■ **Given exercise**: All of the records below need to be copied exactly.

---------- Material for this exercise ----------

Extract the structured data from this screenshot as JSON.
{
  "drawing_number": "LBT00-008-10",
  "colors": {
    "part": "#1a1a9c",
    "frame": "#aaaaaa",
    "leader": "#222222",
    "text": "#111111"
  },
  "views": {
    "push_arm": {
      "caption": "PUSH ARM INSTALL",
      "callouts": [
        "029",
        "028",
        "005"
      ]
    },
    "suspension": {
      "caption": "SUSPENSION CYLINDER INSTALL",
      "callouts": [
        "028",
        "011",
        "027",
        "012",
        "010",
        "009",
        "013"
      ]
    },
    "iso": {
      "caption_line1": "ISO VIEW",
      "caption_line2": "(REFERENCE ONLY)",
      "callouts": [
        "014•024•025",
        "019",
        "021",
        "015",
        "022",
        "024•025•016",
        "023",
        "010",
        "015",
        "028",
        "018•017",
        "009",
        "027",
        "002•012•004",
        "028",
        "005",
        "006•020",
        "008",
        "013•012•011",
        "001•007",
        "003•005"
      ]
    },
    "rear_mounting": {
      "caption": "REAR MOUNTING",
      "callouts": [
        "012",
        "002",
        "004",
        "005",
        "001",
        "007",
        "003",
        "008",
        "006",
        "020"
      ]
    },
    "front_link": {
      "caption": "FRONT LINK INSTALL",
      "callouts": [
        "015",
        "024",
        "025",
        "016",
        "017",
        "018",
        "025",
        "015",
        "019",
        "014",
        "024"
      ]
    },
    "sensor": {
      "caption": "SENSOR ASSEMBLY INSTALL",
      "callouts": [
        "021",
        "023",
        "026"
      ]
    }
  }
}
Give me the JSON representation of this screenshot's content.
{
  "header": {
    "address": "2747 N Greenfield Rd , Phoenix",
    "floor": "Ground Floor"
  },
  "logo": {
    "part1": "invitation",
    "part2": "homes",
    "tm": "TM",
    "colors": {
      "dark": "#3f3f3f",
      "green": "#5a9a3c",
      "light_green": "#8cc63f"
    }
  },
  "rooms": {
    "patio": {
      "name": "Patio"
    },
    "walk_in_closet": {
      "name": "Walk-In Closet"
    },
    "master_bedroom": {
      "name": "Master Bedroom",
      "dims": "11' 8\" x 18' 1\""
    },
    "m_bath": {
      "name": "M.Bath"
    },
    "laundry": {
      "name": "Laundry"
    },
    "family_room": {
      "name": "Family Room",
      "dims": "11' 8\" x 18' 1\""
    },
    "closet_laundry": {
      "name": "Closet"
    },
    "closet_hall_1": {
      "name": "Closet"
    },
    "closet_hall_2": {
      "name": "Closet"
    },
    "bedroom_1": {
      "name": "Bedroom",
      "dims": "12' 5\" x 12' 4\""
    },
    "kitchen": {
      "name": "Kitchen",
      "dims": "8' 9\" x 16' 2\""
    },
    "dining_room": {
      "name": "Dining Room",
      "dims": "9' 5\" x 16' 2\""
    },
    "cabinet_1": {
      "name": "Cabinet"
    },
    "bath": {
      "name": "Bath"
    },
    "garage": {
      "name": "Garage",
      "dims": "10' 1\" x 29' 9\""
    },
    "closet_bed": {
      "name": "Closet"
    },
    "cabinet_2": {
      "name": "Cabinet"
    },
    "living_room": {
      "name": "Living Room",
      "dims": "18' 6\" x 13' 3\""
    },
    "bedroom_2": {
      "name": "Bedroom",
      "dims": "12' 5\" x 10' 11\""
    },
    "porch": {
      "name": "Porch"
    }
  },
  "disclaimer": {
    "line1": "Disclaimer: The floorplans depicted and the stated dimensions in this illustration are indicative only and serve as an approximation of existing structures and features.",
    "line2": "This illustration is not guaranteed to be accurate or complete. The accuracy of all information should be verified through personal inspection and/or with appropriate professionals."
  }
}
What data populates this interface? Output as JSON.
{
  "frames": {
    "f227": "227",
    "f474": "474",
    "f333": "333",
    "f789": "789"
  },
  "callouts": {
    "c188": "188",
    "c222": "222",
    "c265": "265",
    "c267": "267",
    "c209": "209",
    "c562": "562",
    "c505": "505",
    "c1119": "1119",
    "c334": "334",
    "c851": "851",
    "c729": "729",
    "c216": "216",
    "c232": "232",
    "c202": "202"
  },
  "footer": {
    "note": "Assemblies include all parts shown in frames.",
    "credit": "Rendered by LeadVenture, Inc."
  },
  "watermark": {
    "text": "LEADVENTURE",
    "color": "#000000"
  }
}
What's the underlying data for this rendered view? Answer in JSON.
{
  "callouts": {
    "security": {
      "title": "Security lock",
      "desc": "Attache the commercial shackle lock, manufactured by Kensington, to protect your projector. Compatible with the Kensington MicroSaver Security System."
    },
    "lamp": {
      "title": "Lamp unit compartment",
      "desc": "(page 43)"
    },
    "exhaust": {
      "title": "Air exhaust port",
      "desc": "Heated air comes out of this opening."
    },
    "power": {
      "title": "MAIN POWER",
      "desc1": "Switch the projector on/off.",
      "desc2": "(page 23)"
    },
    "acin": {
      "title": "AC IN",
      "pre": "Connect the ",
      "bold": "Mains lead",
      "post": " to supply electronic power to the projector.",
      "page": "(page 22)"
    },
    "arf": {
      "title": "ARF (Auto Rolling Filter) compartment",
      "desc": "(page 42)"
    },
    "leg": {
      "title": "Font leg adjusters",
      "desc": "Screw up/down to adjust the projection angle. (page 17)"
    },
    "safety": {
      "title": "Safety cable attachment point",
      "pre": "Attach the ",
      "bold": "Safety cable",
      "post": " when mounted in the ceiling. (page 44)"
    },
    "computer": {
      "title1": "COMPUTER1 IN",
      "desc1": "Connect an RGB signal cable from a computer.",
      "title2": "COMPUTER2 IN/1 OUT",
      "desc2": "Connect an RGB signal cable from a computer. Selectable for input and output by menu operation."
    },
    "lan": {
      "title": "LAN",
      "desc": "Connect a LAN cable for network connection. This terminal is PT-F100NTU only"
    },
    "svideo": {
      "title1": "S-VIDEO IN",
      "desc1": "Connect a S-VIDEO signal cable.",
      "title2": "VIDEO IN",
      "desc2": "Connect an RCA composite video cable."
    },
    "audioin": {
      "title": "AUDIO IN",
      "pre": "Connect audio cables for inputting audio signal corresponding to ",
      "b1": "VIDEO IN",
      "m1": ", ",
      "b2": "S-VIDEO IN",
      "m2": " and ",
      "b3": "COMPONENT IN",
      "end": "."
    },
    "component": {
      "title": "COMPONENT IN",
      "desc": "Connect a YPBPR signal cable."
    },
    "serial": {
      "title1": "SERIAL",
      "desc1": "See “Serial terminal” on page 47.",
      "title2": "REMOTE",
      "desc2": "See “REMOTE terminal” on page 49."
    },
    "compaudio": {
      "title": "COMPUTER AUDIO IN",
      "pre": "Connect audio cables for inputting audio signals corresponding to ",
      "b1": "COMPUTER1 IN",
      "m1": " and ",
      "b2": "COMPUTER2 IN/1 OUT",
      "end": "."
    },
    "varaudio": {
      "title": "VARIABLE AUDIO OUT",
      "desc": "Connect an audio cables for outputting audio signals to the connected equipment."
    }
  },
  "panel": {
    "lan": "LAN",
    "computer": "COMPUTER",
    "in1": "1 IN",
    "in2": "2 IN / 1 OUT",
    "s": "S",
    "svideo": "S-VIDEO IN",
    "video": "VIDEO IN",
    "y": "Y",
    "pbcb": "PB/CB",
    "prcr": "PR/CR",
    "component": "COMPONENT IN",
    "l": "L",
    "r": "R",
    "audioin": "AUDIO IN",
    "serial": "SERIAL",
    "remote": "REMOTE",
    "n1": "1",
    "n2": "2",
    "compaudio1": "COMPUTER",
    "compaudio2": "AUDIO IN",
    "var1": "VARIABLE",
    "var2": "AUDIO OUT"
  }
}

----------

■ **Solution below**:
Extract the structured data from this screenshot as JSON.
{
  "drawing_number": "LBT00-008-10",
  "colors": {
    "part": "#1a1a9c",
    "frame": "#aaaaaa",
    "leader": "#222222",
    "text": "#111111"
  },
  "views": {
    "push_arm": {
      "caption": "PUSH ARM INSTALL",
      "callouts": [
        "029",
        "028",
        "005"
      ]
    },
    "suspension": {
      "caption": "SUSPENSION CYLINDER INSTALL",
      "callouts": [
        "028",
        "011",
        "027",
        "012",
        "010",
        "009",
        "013"
      ]
    },
    "iso": {
      "caption_line1": "ISO VIEW",
      "caption_line2": "(REFERENCE ONLY)",
      "callouts": [
        "014•024•025",
        "019",
        "021",
        "015",
        "022",
        "024•025•016",
        "023",
        "010",
        "015",
        "028",
        "018•017",
        "009",
        "027",
        "002•012•004",
        "028",
        "005",
        "006•020",
        "008",
        "013•012•011",
        "001•007",
        "003•005"
      ]
    },
    "rear_mounting": {
      "caption": "REAR MOUNTING",
      "callouts": [
        "012",
        "002",
        "004",
        "005",
        "001",
        "007",
        "003",
        "008",
        "006",
        "020"
      ]
    },
    "front_link": {
      "caption": "FRONT LINK INSTALL",
      "callouts": [
        "015",
        "024",
        "025",
        "016",
        "017",
        "018",
        "025",
        "015",
        "019",
        "014",
        "024"
      ]
    },
    "sensor": {
      "caption": "SENSOR ASSEMBLY INSTALL",
      "callouts": [
        "021",
        "023",
        "026"
      ]
    }
  }
}
Give me the JSON representation of this screenshot's content.
{
  "header": {
    "address": "2747 N Greenfield Rd , Phoenix",
    "floor": "Ground Floor"
  },
  "logo": {
    "part1": "invitation",
    "part2": "homes",
    "tm": "TM",
    "colors": {
      "dark": "#3f3f3f",
      "green": "#5a9a3c",
      "light_green": "#8cc63f"
    }
  },
  "rooms": {
    "patio": {
      "name": "Patio"
    },
    "walk_in_closet": {
      "name": "Walk-In Closet"
    },
    "master_bedroom": {
      "name": "Master Bedroom",
      "dims": "11' 8\" x 18' 1\""
    },
    "m_bath": {
      "name": "M.Bath"
    },
    "laundry": {
      "name": "Laundry"
    },
    "family_room": {
      "name": "Family Room",
      "dims": "11' 8\" x 18' 1\""
    },
    "closet_laundry": {
      "name": "Closet"
    },
    "closet_hall_1": {
      "name": "Closet"
    },
    "closet_hall_2": {
      "name": "Closet"
    },
    "bedroom_1": {
      "name": "Bedroom",
      "dims": "12' 5\" x 12' 4\""
    },
    "kitchen": {
      "name": "Kitchen",
      "dims": "8' 9\" x 16' 2\""
    },
    "dining_room": {
      "name": "Dining Room",
      "dims": "9' 5\" x 16' 2\""
    },
    "cabinet_1": {
      "name": "Cabinet"
    },
    "bath": {
      "name": "Bath"
    },
    "garage": {
      "name": "Garage",
      "dims": "10' 1\" x 29' 9\""
    },
    "closet_bed": {
      "name": "Closet"
    },
    "cabinet_2": {
      "name": "Cabinet"
    },
    "living_room": {
      "name": "Living Room",
      "dims": "18' 6\" x 13' 3\""
    },
    "bedroom_2": {
      "name": "Bedroom",
      "dims": "12' 5\" x 10' 11\""
    },
    "porch": {
      "name": "Porch"
    }
  },
  "disclaimer": {
    "line1": "Disclaimer: The floorplans depicted and the stated dimensions in this illustration are indicative only and serve as an approximation of existing structures and features.",
    "line2": "This illustration is not guaranteed to be accurate or complete. The accuracy of all information should be verified through personal inspection and/or with appropriate professionals."
  }
}
What data populates this interface? Output as JSON.
{
  "frames": {
    "f227": "227",
    "f474": "474",
    "f333": "333",
    "f789": "789"
  },
  "callouts": {
    "c188": "188",
    "c222": "222",
    "c265": "265",
    "c267": "267",
    "c209": "209",
    "c562": "562",
    "c505": "505",
    "c1119": "1119",
    "c334": "334",
    "c851": "851",
    "c729": "729",
    "c216": "216",
    "c232": "232",
    "c202": "202"
  },
  "footer": {
    "note": "Assemblies include all parts shown in frames.",
    "credit": "Rendered by LeadVenture, Inc."
  },
  "watermark": {
    "text": "LEADVENTURE",
    "color": "#000000"
  }
}
What's the underlying data for this rendered view? Answer in JSON.
{
  "callouts": {
    "security": {
      "title": "Security lock",
      "desc": "Attache the commercial shackle lock, manufactured by Kensington, to protect your projector. Compatible with the Kensington MicroSaver Security System."
    },
    "lamp": {
      "title": "Lamp unit compartment",
      "desc": "(page 43)"
    },
    "exhaust": {
      "title": "Air exhaust port",
      "desc": "Heated air comes out of this opening."
    },
    "power": {
      "title": "MAIN POWER",
      "desc1": "Switch the projector on/off.",
      "desc2": "(page 23)"
    },
    "acin": {
      "title": "AC IN",
      "pre": "Connect the ",
      "bold": "Mains lead",
      "post": " to supply electronic power to the projector.",
      "page": "(page 22)"
    },
    "arf": {
      "title": "ARF (Auto Rolling Filter) compartment",
      "desc": "(page 42)"
    },
    "leg": {
      "title": "Font leg adjusters",
      "desc": "Screw up/down to adjust the projection angle. (page 17)"
    },
    "safety": {
      "title": "Safety cable attachment point",
      "pre": "Attach the ",
      "bold": "Safety cable",
      "post": " when mounted in the ceiling. (page 44)"
    },
    "computer": {
      "title1": "COMPUTER1 IN",
      "desc1": "Connect an RGB signal cable from a computer.",
      "title2": "COMPUTER2 IN/1 OUT",
      "desc2": "Connect an RGB signal cable from a computer. Selectable for input and output by menu operation."
    },
    "lan": {
      "title": "LAN",
      "desc": "Connect a LAN cable for network connection. This terminal is PT-F100NTU only"
    },
    "svideo": {
      "title1": "S-VIDEO IN",
      "desc1": "Connect a S-VIDEO signal cable.",
      "title2": "VIDEO IN",
      "desc2": "Connect an RCA composite video cable."
    },
    "audioin": {
      "title": "AUDIO IN",
      "pre": "Connect audio cables for inputting audio signal corresponding to ",
      "b1": "VIDEO IN",
      "m1": ", ",
      "b2": "S-VIDEO IN",
      "m2": " and ",
      "b3": "COMPONENT IN",
      "end": "."
    },
    "component": {
      "title": "COMPONENT IN",
      "desc": "Connect a YPBPR signal cable."
    },
    "serial": {
      "title1": "SERIAL",
      "desc1": "See “Serial terminal” on page 47.",
      "title2": "REMOTE",
      "desc2": "See “REMOTE terminal” on page 49."
    },
    "compaudio": {
      "title": "COMPUTER AUDIO IN",
      "pre": "Connect audio cables for inputting audio signals corresponding to ",
      "b1": "COMPUTER1 IN",
      "m1": " and ",
      "b2": "COMPUTER2 IN/1 OUT",
      "end": "."
    },
    "varaudio": {
      "title": "VARIABLE AUDIO OUT",
      "desc": "Connect an audio cables for outputting audio signals to the connected equipment."
    }
  },
  "panel": {
    "lan": "LAN",
    "computer": "COMPUTER",
    "in1": "1 IN",
    "in2": "2 IN / 1 OUT",
    "s": "S",
    "svideo": "S-VIDEO IN",
    "video": "VIDEO IN",
    "y": "Y",
    "pbcb": "PB/CB",
    "prcr": "PR/CR",
    "component": "COMPONENT IN",
    "l": "L",
    "r": "R",
    "audioin": "AUDIO IN",
    "serial": "SERIAL",
    "remote": "REMOTE",
    "n1": "1",
    "n2": "2",
    "compaudio1": "COMPUTER",
    "compaudio2": "AUDIO IN",
    "var1": "VARIABLE",
    "var2": "AUDIO OUT"
  }
}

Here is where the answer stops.